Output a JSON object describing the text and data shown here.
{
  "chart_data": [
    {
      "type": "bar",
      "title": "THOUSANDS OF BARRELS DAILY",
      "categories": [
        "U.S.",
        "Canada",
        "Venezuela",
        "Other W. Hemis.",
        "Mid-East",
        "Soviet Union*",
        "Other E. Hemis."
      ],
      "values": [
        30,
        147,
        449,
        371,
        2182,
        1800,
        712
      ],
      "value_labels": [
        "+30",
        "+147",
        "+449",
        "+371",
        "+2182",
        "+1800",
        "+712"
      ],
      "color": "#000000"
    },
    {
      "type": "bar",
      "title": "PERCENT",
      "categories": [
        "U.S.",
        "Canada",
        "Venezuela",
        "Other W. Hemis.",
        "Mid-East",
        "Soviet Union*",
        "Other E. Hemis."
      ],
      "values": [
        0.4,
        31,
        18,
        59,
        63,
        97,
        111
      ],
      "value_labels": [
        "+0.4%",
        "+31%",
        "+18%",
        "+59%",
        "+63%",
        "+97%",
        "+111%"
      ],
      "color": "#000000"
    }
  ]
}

■ ■ ■ ■ ■ ■ ■

From the data above, extract every line in its exact form.

# EXERCISE SOLUTION:
Output a JSON object describing the text and data shown here.
{
  "chart_data": [
    {
      "type": "bar",
      "title": "THOUSANDS OF BARRELS DAILY",
      "categories": [
        "U.S.",
        "Canada",
        "Venezuela",
        "Other W. Hemis.",
        "Mid-East",
        "Soviet Union*",
        "Other E. Hemis."
      ],
      "values": [
        30,
        147,
        449,
        371,
        2182,
        1800,
        712
      ],
      "value_labels": [
        "+30",
        "+147",
        "+449",
        "+371",
        "+2182",
        "+1800",
        "+712"
      ],
      "color": "#000000"
    },
    {
      "type": "bar",
      "title": "PERCENT",
      "categories": [
        "U.S.",
        "Canada",
        "Venezuela",
        "Other W. Hemis.",
        "Mid-East",
        "Soviet Union*",
        "Other E. Hemis."
      ],
      "values": [
        0.4,
        31,
        18,
        59,
        63,
        97,
        111
      ],
      "value_labels": [
        "+0.4%",
        "+31%",
        "+18%",
        "+59%",
        "+63%",
        "+97%",
        "+111%"
      ],
      "color": "#000000"
    }
  ]
}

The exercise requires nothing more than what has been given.